EXERCISE -> Write out all of the records precisely. Skip anything that is a picture.
━━━ DATA PROVIDED ━━━
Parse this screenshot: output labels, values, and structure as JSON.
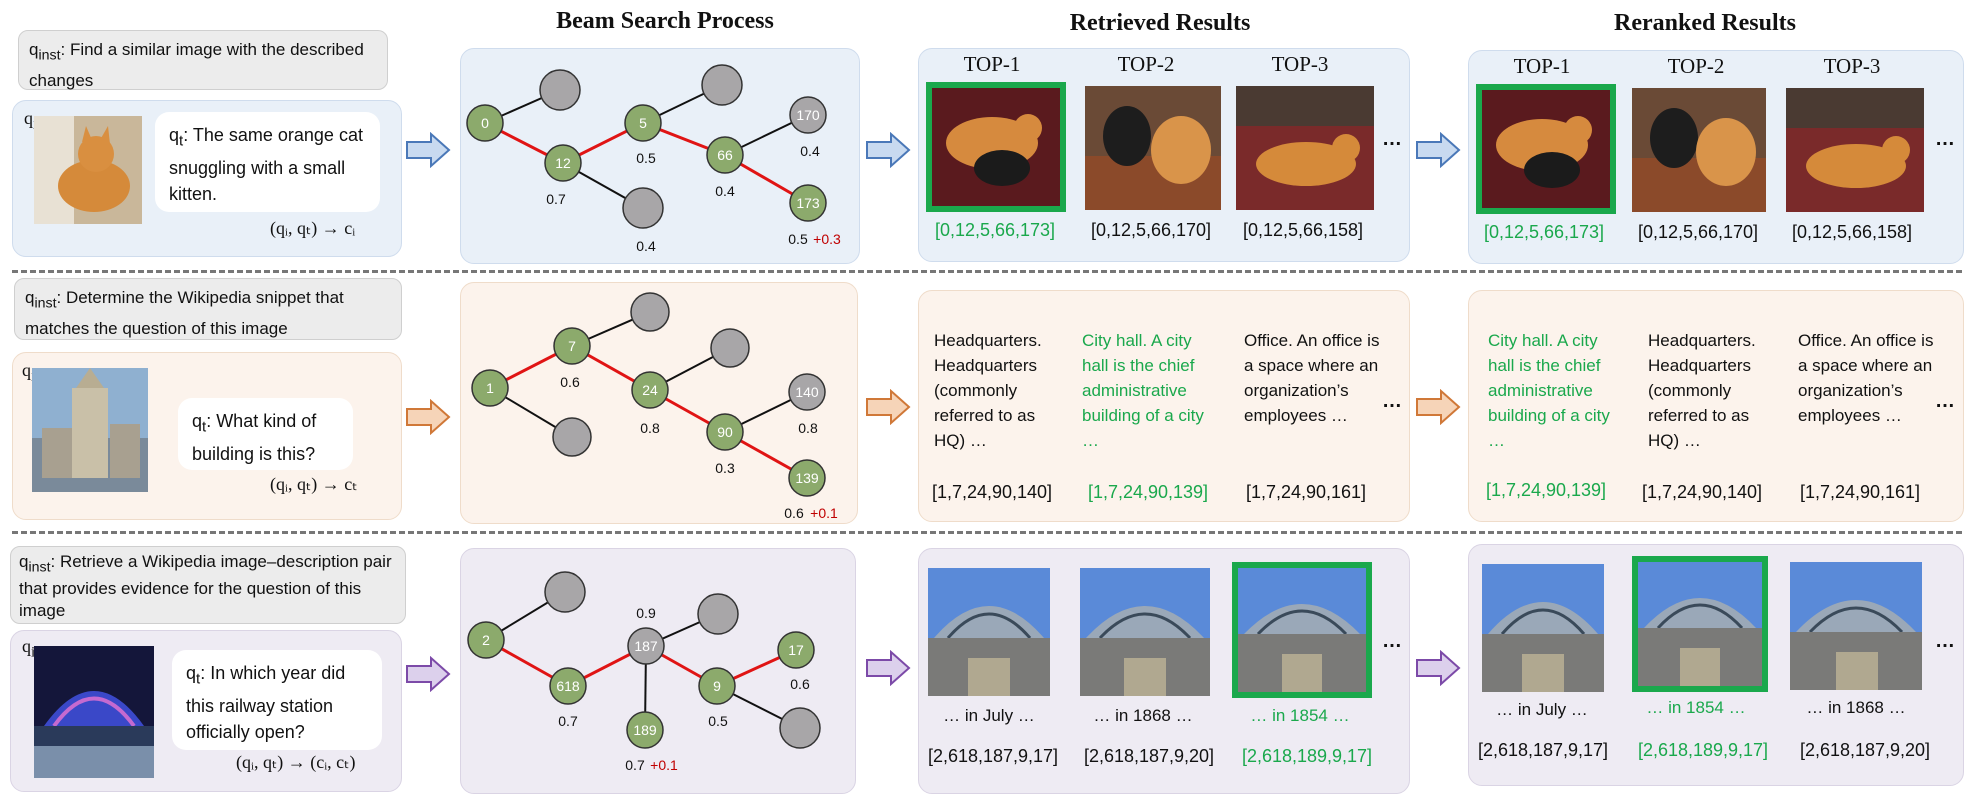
{
  "headers": {
    "beam": "Beam Search Process",
    "retrieved": "Retrieved Results",
    "reranked": "Reranked Results"
  },
  "top_labels": [
    "TOP-1",
    "TOP-2",
    "TOP-3"
  ],
  "ellipsis": "…",
  "colors": {
    "blue_panel": "#e9f0f8",
    "orange_panel": "#fcf3ec",
    "purple_panel": "#eeebf3",
    "node_green": "#8caa6c",
    "node_gray": "#a8a6a8",
    "highlight": "#1aa84c",
    "path_red": "#e01414"
  },
  "rows": [
    {
      "q_inst_prefix": "q",
      "q_inst_sub": "inst",
      "q_inst_text": ": Find a similar image with the described changes",
      "qi_label": "q",
      "qi_sub": "i",
      "qt_prefix": "q",
      "qt_sub": "t",
      "qt_text": ": The same orange cat snuggling with a small kitten.",
      "formula": "(qᵢ, qₜ) → cᵢ",
      "tree": {
        "nodes": [
          "0",
          "",
          "12",
          "5",
          "",
          "66",
          "",
          "170",
          "173"
        ],
        "probs": [
          "0.7",
          "0.5",
          "0.4",
          "0.4",
          "0.4"
        ],
        "final_prob": "0.5",
        "bonus": "+0.3"
      },
      "retrieved": [
        "[0,12,5,66,173]",
        "[0,12,5,66,170]",
        "[0,12,5,66,158]"
      ],
      "reranked": [
        "[0,12,5,66,173]",
        "[0,12,5,66,170]",
        "[0,12,5,66,158]"
      ]
    },
    {
      "q_inst_prefix": "q",
      "q_inst_sub": "inst",
      "q_inst_text": ": Determine the Wikipedia snippet that matches the question of this image",
      "qi_label": "q",
      "qi_sub": "i",
      "qt_prefix": "q",
      "qt_sub": "t",
      "qt_text": ": What kind of building is this?",
      "formula": "(qᵢ, qₜ) → cₜ",
      "tree": {
        "nodes": [
          "1",
          "7",
          "",
          "24",
          "",
          "90",
          "140",
          "139"
        ],
        "probs": [
          "0.6",
          "0.8",
          "0.8",
          "0.3"
        ],
        "final_prob": "0.6",
        "bonus": "+0.1"
      },
      "snippets": {
        "headquarters": "Headquarters. Headquarters (commonly referred to as HQ) …",
        "cityhall": "City hall. A city hall is the chief administrative building of a city …",
        "office": "Office. An office is a space where an organization’s employees …"
      },
      "retrieved": [
        "[1,7,24,90,140]",
        "[1,7,24,90,139]",
        "[1,7,24,90,161]"
      ],
      "reranked": [
        "[1,7,24,90,139]",
        "[1,7,24,90,140]",
        "[1,7,24,90,161]"
      ]
    },
    {
      "q_inst_prefix": "q",
      "q_inst_sub": "inst",
      "q_inst_text": ": Retrieve a Wikipedia image–description pair that provides evidence for the question of this image",
      "qi_label": "q",
      "qi_sub": "i",
      "qt_prefix": "q",
      "qt_sub": "t",
      "qt_text": ": In which year did this railway station officially open?",
      "formula": "(qᵢ, qₜ) → (cᵢ, cₜ)",
      "tree": {
        "nodes": [
          "2",
          "",
          "618",
          "187",
          "189",
          "",
          "9",
          "17",
          ""
        ],
        "probs": [
          "0.7",
          "0.9",
          "0.5",
          "0.6"
        ],
        "final_prob": "0.7",
        "bonus": "+0.1"
      },
      "captions": {
        "july": "… in July …",
        "y1868": "… in 1868 …",
        "y1854": "… in 1854 …"
      },
      "retrieved": [
        "[2,618,187,9,17]",
        "[2,618,187,9,20]",
        "[2,618,189,9,17]"
      ],
      "reranked": [
        "[2,618,187,9,17]",
        "[2,618,189,9,17]",
        "[2,618,187,9,20]"
      ]
    }
  ]
}
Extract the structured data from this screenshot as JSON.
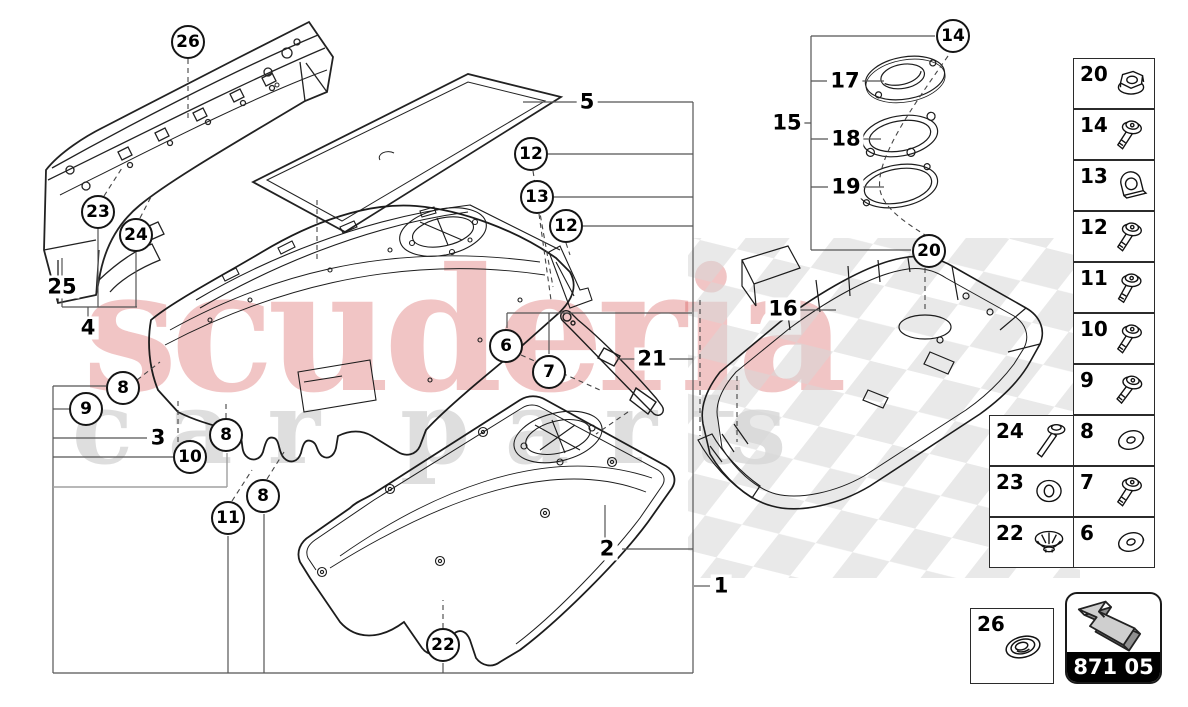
{
  "watermark": {
    "brand": "scuderia",
    "tagline_left": "c  a  r",
    "tagline_mid": "p  a  r  t",
    "tagline_right": "s",
    "brand_color": "rgba(210,62,62,0.30)",
    "tagline_color": "#dedede"
  },
  "diagram": {
    "circle_callouts": [
      {
        "n": "26"
      },
      {
        "n": "12"
      },
      {
        "n": "13"
      },
      {
        "n": "12"
      },
      {
        "n": "6"
      },
      {
        "n": "7"
      },
      {
        "n": "23"
      },
      {
        "n": "24"
      },
      {
        "n": "8"
      },
      {
        "n": "9"
      },
      {
        "n": "10"
      },
      {
        "n": "8"
      },
      {
        "n": "11"
      },
      {
        "n": "8"
      },
      {
        "n": "22"
      },
      {
        "n": "14"
      },
      {
        "n": "20"
      }
    ],
    "text_callouts": [
      {
        "n": "5"
      },
      {
        "n": "21"
      },
      {
        "n": "2"
      },
      {
        "n": "1"
      },
      {
        "n": "25"
      },
      {
        "n": "4"
      },
      {
        "n": "3"
      },
      {
        "n": "15"
      },
      {
        "n": "16"
      },
      {
        "n": "17"
      },
      {
        "n": "18"
      },
      {
        "n": "19"
      }
    ]
  },
  "legend": {
    "main_column": [
      {
        "num": "20",
        "icon": "flange-nut"
      },
      {
        "num": "14",
        "icon": "screw"
      },
      {
        "num": "13",
        "icon": "tab-washer"
      },
      {
        "num": "12",
        "icon": "screw"
      },
      {
        "num": "11",
        "icon": "screw"
      },
      {
        "num": "10",
        "icon": "screw"
      },
      {
        "num": "9",
        "icon": "screw"
      },
      {
        "num": "8",
        "icon": "washer"
      },
      {
        "num": "7",
        "icon": "screw"
      },
      {
        "num": "6",
        "icon": "washer"
      }
    ],
    "side_column": [
      {
        "num": "24",
        "icon": "stud"
      },
      {
        "num": "23",
        "icon": "grommet"
      },
      {
        "num": "22",
        "icon": "push-clip"
      }
    ],
    "extra_box": {
      "num": "26",
      "icon": "cap"
    },
    "page_code": "871 05"
  }
}
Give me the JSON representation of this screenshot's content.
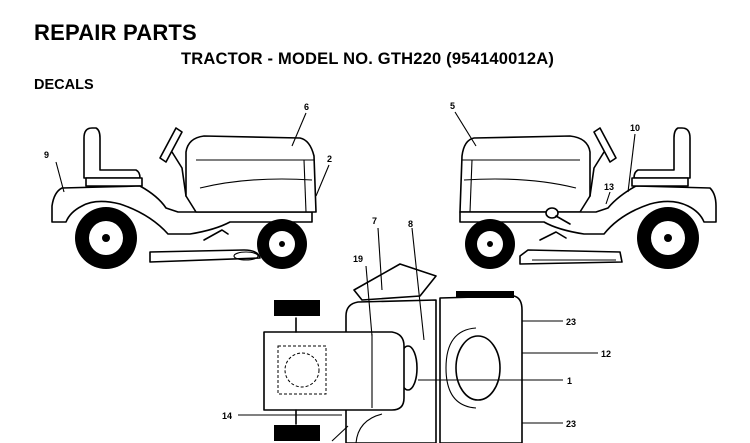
{
  "header": {
    "title": "REPAIR PARTS",
    "subtitle": "TRACTOR - MODEL NO. GTH220 (954140012A)",
    "section": "DECALS"
  },
  "callouts": {
    "c1": "1",
    "c2": "2",
    "c5": "5",
    "c6": "6",
    "c7": "7",
    "c8": "8",
    "c9": "9",
    "c10": "10",
    "c12": "12",
    "c13": "13",
    "c14": "14",
    "c19": "19",
    "c23a": "23",
    "c23b": "23"
  }
}
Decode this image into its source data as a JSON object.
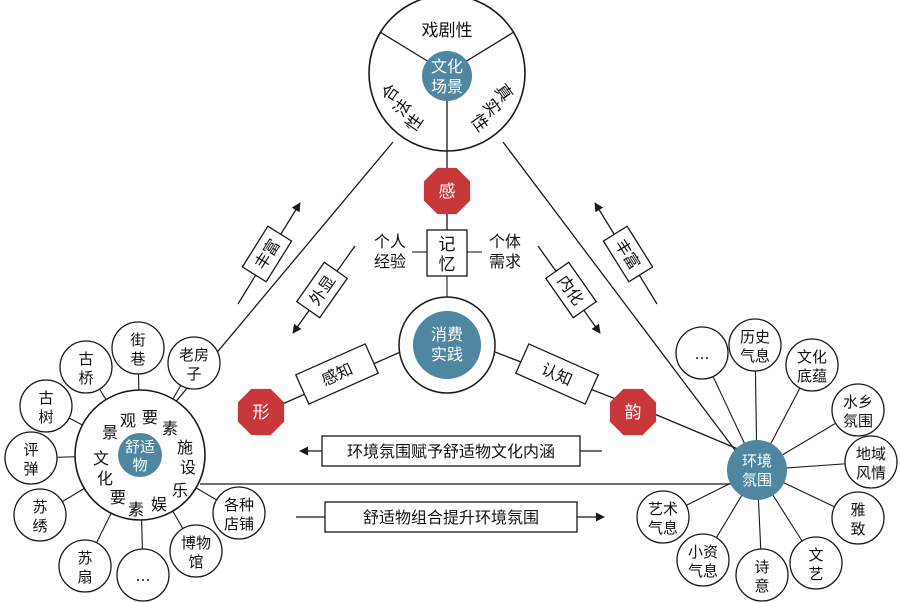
━━━
EXPECTED ANSWER ->
Parse this screenshot: output labels, values, and structure as JSON.
{
  "headers": {
    "beam": "Beam Search Process",
    "retrieved": "Retrieved Results",
    "reranked": "Reranked Results"
  },
  "top_labels": [
    "TOP-1",
    "TOP-2",
    "TOP-3"
  ],
  "ellipsis": "…",
  "colors": {
    "blue_panel": "#e9f0f8",
    "orange_panel": "#fcf3ec",
    "purple_panel": "#eeebf3",
    "node_green": "#8caa6c",
    "node_gray": "#a8a6a8",
    "highlight": "#1aa84c",
    "path_red": "#e01414"
  },
  "rows": [
    {
      "q_inst_prefix": "q",
      "q_inst_sub": "inst",
      "q_inst_text": ": Find a similar image with the described changes",
      "qi_label": "q",
      "qi_sub": "i",
      "qt_prefix": "q",
      "qt_sub": "t",
      "qt_text": ": The same orange cat snuggling with a small kitten.",
      "formula": "(qᵢ, qₜ) → cᵢ",
      "tree": {
        "nodes": [
          "0",
          "",
          "12",
          "5",
          "",
          "66",
          "",
          "170",
          "173"
        ],
        "probs": [
          "0.7",
          "0.5",
          "0.4",
          "0.4",
          "0.4"
        ],
        "final_prob": "0.5",
        "bonus": "+0.3"
      },
      "retrieved": [
        "[0,12,5,66,173]",
        "[0,12,5,66,170]",
        "[0,12,5,66,158]"
      ],
      "reranked": [
        "[0,12,5,66,173]",
        "[0,12,5,66,170]",
        "[0,12,5,66,158]"
      ]
    },
    {
      "q_inst_prefix": "q",
      "q_inst_sub": "inst",
      "q_inst_text": ": Determine the Wikipedia snippet that matches the question of this image",
      "qi_label": "q",
      "qi_sub": "i",
      "qt_prefix": "q",
      "qt_sub": "t",
      "qt_text": ": What kind of building is this?",
      "formula": "(qᵢ, qₜ) → cₜ",
      "tree": {
        "nodes": [
          "1",
          "7",
          "",
          "24",
          "",
          "90",
          "140",
          "139"
        ],
        "probs": [
          "0.6",
          "0.8",
          "0.8",
          "0.3"
        ],
        "final_prob": "0.6",
        "bonus": "+0.1"
      },
      "snippets": {
        "headquarters": "Headquarters. Headquarters (commonly referred to as HQ) …",
        "cityhall": "City hall. A city hall is the chief administrative building of a city …",
        "office": "Office. An office is a space where an organization’s employees …"
      },
      "retrieved": [
        "[1,7,24,90,140]",
        "[1,7,24,90,139]",
        "[1,7,24,90,161]"
      ],
      "reranked": [
        "[1,7,24,90,139]",
        "[1,7,24,90,140]",
        "[1,7,24,90,161]"
      ]
    },
    {
      "q_inst_prefix": "q",
      "q_inst_sub": "inst",
      "q_inst_text": ": Retrieve a Wikipedia image–description pair that provides evidence for the question of this image",
      "qi_label": "q",
      "qi_sub": "i",
      "qt_prefix": "q",
      "qt_sub": "t",
      "qt_text": ": In which year did this railway station officially open?",
      "formula": "(qᵢ, qₜ) → (cᵢ, cₜ)",
      "tree": {
        "nodes": [
          "2",
          "",
          "618",
          "187",
          "189",
          "",
          "9",
          "17",
          ""
        ],
        "probs": [
          "0.7",
          "0.9",
          "0.5",
          "0.6"
        ],
        "final_prob": "0.7",
        "bonus": "+0.1"
      },
      "captions": {
        "july": "… in July …",
        "y1868": "… in 1868 …",
        "y1854": "… in 1854 …"
      },
      "retrieved": [
        "[2,618,187,9,17]",
        "[2,618,187,9,20]",
        "[2,618,189,9,17]"
      ],
      "reranked": [
        "[2,618,187,9,17]",
        "[2,618,189,9,17]",
        "[2,618,187,9,20]"
      ]
    }
  ]
}
Extract the structured data from this screenshot as JSON.
{
  "watermark": {
    "brand": "scuderia",
    "tagline_left": "c  a  r",
    "tagline_mid": "p  a  r  t",
    "tagline_right": "s",
    "brand_color": "rgba(210,62,62,0.30)",
    "tagline_color": "#dedede"
  },
  "diagram": {
    "circle_callouts": [
      {
        "n": "26"
      },
      {
        "n": "12"
      },
      {
        "n": "13"
      },
      {
        "n": "12"
      },
      {
        "n": "6"
      },
      {
        "n": "7"
      },
      {
        "n": "23"
      },
      {
        "n": "24"
      },
      {
        "n": "8"
      },
      {
        "n": "9"
      },
      {
        "n": "10"
      },
      {
        "n": "8"
      },
      {
        "n": "11"
      },
      {
        "n": "8"
      },
      {
        "n": "22"
      },
      {
        "n": "14"
      },
      {
        "n": "20"
      }
    ],
    "text_callouts": [
      {
        "n": "5"
      },
      {
        "n": "21"
      },
      {
        "n": "2"
      },
      {
        "n": "1"
      },
      {
        "n": "25"
      },
      {
        "n": "4"
      },
      {
        "n": "3"
      },
      {
        "n": "15"
      },
      {
        "n": "16"
      },
      {
        "n": "17"
      },
      {
        "n": "18"
      },
      {
        "n": "19"
      }
    ]
  },
  "legend": {
    "main_column": [
      {
        "num": "20",
        "icon": "flange-nut"
      },
      {
        "num": "14",
        "icon": "screw"
      },
      {
        "num": "13",
        "icon": "tab-washer"
      },
      {
        "num": "12",
        "icon": "screw"
      },
      {
        "num": "11",
        "icon": "screw"
      },
      {
        "num": "10",
        "icon": "screw"
      },
      {
        "num": "9",
        "icon": "screw"
      },
      {
        "num": "8",
        "icon": "washer"
      },
      {
        "num": "7",
        "icon": "screw"
      },
      {
        "num": "6",
        "icon": "washer"
      }
    ],
    "side_column": [
      {
        "num": "24",
        "icon": "stud"
      },
      {
        "num": "23",
        "icon": "grommet"
      },
      {
        "num": "22",
        "icon": "push-clip"
      }
    ],
    "extra_box": {
      "num": "26",
      "icon": "cap"
    },
    "page_code": "871 05"
  }
}
Give me the JSON representation of this screenshot's content.
{
  "header": {
    "title": "REPAIR PARTS",
    "subtitle": "TRACTOR - MODEL NO. GTH220 (954140012A)",
    "section": "DECALS"
  },
  "callouts": {
    "c1": "1",
    "c2": "2",
    "c5": "5",
    "c6": "6",
    "c7": "7",
    "c8": "8",
    "c9": "9",
    "c10": "10",
    "c12": "12",
    "c13": "13",
    "c14": "14",
    "c19": "19",
    "c23a": "23",
    "c23b": "23"
  }
}
Decode this image into its source data as a JSON object.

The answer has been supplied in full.